BEGIN DATA PROVIDED

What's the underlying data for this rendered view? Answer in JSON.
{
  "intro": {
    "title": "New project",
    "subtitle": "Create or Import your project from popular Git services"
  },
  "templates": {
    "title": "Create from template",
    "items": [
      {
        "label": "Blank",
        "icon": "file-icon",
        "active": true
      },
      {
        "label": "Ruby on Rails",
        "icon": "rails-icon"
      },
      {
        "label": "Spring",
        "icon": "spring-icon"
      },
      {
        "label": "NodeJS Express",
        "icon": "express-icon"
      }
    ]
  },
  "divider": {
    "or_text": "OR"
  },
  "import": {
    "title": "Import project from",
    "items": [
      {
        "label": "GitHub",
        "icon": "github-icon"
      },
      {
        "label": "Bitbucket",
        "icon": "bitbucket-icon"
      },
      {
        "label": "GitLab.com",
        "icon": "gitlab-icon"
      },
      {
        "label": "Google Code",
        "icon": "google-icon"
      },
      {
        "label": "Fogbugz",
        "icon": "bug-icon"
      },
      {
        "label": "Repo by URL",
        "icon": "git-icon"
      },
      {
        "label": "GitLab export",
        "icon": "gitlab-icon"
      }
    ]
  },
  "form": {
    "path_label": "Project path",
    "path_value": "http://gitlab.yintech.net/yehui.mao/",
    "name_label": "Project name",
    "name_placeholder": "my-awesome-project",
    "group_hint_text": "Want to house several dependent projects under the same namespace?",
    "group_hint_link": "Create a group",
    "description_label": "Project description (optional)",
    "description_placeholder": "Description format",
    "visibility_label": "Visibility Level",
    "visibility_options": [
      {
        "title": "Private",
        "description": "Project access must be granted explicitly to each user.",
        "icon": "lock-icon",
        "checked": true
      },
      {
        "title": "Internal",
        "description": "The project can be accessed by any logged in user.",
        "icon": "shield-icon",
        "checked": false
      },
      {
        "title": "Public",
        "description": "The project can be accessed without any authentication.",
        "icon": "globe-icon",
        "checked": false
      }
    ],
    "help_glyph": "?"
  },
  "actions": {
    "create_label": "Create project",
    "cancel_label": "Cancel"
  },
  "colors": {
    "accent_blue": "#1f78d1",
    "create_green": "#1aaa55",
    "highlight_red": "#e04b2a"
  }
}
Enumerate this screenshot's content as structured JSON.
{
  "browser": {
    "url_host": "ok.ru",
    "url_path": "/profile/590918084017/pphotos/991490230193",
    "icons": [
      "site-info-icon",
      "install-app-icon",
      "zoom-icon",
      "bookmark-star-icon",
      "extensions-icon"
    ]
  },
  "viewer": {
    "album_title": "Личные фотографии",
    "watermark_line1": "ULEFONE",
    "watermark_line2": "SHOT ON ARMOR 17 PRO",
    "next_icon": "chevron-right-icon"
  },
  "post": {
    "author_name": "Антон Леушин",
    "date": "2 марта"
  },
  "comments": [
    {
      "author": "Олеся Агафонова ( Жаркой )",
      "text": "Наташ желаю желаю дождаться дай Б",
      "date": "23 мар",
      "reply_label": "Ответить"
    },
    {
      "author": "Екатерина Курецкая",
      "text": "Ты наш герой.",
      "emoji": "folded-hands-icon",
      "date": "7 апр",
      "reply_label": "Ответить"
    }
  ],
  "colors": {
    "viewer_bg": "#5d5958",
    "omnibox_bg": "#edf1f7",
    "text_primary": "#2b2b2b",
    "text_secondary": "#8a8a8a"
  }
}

END DATA PROVIDED

PROBLEM DESCRIPTION:
Filter the entries and copy out every line with the word "accessed".

EXERCISE RESULT:
        "description": "The project can be accessed by any logged in user.",
        "description": "The project can be accessed without any authentication.",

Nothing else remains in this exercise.